▸ Dataset entries:
□ □ □ □

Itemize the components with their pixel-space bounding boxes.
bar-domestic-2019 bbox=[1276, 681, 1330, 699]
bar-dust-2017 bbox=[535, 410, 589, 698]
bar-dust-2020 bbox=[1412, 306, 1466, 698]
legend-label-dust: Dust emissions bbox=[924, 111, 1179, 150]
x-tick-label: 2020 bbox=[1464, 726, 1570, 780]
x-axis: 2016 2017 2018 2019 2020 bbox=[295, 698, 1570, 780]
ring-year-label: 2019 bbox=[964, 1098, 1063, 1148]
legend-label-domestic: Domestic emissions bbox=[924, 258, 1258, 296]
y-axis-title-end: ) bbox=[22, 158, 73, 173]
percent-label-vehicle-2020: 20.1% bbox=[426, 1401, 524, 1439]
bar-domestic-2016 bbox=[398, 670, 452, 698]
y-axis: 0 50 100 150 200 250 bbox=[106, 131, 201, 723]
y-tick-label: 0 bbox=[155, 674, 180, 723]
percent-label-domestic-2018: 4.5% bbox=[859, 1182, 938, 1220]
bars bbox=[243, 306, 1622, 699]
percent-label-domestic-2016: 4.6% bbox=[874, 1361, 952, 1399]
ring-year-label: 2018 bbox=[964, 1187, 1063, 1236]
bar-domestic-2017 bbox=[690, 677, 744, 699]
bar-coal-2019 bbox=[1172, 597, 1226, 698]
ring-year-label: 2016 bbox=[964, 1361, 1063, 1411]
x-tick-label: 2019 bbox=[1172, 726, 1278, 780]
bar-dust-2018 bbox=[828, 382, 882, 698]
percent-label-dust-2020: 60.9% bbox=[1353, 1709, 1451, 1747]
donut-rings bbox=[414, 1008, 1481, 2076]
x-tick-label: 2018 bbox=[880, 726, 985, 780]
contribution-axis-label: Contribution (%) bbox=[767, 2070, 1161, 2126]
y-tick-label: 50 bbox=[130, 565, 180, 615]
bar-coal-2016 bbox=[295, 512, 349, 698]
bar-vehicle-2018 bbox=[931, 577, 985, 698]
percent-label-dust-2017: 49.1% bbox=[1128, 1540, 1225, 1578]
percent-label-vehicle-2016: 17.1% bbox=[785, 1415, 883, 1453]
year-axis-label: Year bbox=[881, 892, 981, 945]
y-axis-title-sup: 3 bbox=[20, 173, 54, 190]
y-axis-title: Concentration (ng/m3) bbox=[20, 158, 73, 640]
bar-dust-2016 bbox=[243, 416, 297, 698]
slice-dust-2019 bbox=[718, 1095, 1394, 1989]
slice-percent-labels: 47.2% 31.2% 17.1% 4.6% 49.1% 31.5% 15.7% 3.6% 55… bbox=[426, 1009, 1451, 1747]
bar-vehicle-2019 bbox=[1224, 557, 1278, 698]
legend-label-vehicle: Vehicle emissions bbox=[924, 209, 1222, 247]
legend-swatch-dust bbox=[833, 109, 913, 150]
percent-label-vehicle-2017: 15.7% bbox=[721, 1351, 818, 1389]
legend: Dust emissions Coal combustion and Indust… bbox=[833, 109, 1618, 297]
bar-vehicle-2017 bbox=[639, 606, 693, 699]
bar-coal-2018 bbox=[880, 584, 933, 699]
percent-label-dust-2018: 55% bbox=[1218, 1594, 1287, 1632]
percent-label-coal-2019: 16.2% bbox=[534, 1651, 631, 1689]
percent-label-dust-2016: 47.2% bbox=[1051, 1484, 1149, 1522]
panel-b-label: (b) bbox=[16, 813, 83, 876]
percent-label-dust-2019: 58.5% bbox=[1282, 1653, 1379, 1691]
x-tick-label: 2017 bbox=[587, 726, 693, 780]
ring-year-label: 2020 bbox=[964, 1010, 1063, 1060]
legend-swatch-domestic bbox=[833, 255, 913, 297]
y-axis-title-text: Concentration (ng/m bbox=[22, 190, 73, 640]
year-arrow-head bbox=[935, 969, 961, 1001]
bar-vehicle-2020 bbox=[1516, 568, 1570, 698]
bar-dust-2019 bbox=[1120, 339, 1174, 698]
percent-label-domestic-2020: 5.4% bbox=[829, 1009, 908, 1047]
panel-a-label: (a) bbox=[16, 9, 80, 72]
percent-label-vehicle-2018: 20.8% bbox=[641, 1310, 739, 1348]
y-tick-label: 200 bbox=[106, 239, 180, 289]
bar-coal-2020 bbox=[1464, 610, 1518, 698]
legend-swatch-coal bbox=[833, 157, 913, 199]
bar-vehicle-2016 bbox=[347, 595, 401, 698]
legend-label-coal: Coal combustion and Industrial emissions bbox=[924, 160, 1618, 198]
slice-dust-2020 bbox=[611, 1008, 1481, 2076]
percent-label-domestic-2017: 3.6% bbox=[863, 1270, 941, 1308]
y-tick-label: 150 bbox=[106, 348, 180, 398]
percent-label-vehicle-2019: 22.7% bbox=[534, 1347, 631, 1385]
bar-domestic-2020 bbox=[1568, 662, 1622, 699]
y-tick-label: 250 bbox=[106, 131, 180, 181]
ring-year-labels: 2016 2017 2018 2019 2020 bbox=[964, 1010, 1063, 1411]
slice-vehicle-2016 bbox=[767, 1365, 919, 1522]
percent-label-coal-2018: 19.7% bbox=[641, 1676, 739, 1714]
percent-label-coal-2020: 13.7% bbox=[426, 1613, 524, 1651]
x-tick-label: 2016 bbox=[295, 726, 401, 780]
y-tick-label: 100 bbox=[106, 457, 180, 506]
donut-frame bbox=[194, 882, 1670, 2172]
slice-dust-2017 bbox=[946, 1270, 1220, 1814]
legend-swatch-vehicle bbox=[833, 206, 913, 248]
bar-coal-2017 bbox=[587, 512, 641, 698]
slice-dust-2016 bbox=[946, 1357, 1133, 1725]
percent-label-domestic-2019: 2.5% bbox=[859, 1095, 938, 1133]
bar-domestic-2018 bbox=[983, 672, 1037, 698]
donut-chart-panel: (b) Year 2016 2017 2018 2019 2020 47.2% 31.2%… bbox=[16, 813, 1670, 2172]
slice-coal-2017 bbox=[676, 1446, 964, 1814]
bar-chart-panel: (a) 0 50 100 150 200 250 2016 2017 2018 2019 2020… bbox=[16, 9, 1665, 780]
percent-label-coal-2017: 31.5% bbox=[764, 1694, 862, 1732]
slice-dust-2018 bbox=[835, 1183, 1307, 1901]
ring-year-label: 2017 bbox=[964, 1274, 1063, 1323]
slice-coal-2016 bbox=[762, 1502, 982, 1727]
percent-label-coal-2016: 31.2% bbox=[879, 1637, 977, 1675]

□ □ □ □

▸ What needs to be done:
Quote the lines of the listing, starting at the first one and ending at the line that contains "x-tick-label: 2020 bbox=[1464, 726, 1570, 780]", with both of those lines included.

▸ Output of the task:
Itemize the components with their pixel-space bounding boxes.
bar-domestic-2019 bbox=[1276, 681, 1330, 699]
bar-dust-2017 bbox=[535, 410, 589, 698]
bar-dust-2020 bbox=[1412, 306, 1466, 698]
legend-label-dust: Dust emissions bbox=[924, 111, 1179, 150]
x-tick-label: 2020 bbox=[1464, 726, 1570, 780]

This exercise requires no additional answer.